- Exercise instructions
Make an exact copy of the entries below.

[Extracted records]
· · · · · · ·

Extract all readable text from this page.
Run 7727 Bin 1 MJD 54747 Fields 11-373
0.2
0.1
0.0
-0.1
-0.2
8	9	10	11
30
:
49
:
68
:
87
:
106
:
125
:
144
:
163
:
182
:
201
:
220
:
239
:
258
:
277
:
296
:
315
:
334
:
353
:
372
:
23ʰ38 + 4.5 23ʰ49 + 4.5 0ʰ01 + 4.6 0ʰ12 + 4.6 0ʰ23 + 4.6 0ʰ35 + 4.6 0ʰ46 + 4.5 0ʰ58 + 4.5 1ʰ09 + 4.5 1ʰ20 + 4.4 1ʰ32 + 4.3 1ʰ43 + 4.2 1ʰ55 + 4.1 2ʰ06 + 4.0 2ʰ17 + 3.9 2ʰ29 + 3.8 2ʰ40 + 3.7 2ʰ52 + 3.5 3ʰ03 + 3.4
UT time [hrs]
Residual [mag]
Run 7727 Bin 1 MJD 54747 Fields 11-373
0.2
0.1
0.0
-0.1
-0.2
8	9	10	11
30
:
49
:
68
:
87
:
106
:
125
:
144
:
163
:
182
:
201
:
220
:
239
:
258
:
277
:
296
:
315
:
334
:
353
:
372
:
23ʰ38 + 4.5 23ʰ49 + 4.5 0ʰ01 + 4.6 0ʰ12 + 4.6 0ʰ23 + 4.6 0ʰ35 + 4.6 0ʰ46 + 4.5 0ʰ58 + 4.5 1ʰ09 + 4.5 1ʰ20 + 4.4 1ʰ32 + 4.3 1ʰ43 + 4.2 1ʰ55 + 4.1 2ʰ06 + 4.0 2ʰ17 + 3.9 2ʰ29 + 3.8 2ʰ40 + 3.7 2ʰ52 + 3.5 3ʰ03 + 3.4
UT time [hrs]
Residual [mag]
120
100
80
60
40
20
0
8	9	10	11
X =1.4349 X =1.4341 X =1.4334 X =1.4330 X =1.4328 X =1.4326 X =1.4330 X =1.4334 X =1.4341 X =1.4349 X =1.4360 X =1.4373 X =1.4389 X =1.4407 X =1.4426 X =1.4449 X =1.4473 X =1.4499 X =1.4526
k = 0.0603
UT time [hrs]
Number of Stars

· · · · · · ·

- Solution to this problem
Extract all readable text from this page.
Run 7727 Bin 1 MJD 54747 Fields 11-373
0.2
0.1
0.0
-0.1
-0.2
8	9	10	11
30
:
49
:
68
:
87
:
106
:
125
:
144
:
163
:
182
:
201
:
220
:
239
:
258
:
277
:
296
:
315
:
334
:
353
:
372
:
23ʰ38 + 4.5 23ʰ49 + 4.5 0ʰ01 + 4.6 0ʰ12 + 4.6 0ʰ23 + 4.6 0ʰ35 + 4.6 0ʰ46 + 4.5 0ʰ58 + 4.5 1ʰ09 + 4.5 1ʰ20 + 4.4 1ʰ32 + 4.3 1ʰ43 + 4.2 1ʰ55 + 4.1 2ʰ06 + 4.0 2ʰ17 + 3.9 2ʰ29 + 3.8 2ʰ40 + 3.7 2ʰ52 + 3.5 3ʰ03 + 3.4
UT time [hrs]
Residual [mag]
Run 7727 Bin 1 MJD 54747 Fields 11-373
0.2
0.1
0.0
-0.1
-0.2
8	9	10	11
30
:
49
:
68
:
87
:
106
:
125
:
144
:
163
:
182
:
201
:
220
:
239
:
258
:
277
:
296
:
315
:
334
:
353
:
372
:
23ʰ38 + 4.5 23ʰ49 + 4.5 0ʰ01 + 4.6 0ʰ12 + 4.6 0ʰ23 + 4.6 0ʰ35 + 4.6 0ʰ46 + 4.5 0ʰ58 + 4.5 1ʰ09 + 4.5 1ʰ20 + 4.4 1ʰ32 + 4.3 1ʰ43 + 4.2 1ʰ55 + 4.1 2ʰ06 + 4.0 2ʰ17 + 3.9 2ʰ29 + 3.8 2ʰ40 + 3.7 2ʰ52 + 3.5 3ʰ03 + 3.4
UT time [hrs]
Residual [mag]
120
100
80
60
40
20
0
8	9	10	11
X =1.4349 X =1.4341 X =1.4334 X =1.4330 X =1.4328 X =1.4326 X =1.4330 X =1.4334 X =1.4341 X =1.4349 X =1.4360 X =1.4373 X =1.4389 X =1.4407 X =1.4426 X =1.4449 X =1.4473 X =1.4499 X =1.4526
k = 0.0603
UT time [hrs]
Number of Stars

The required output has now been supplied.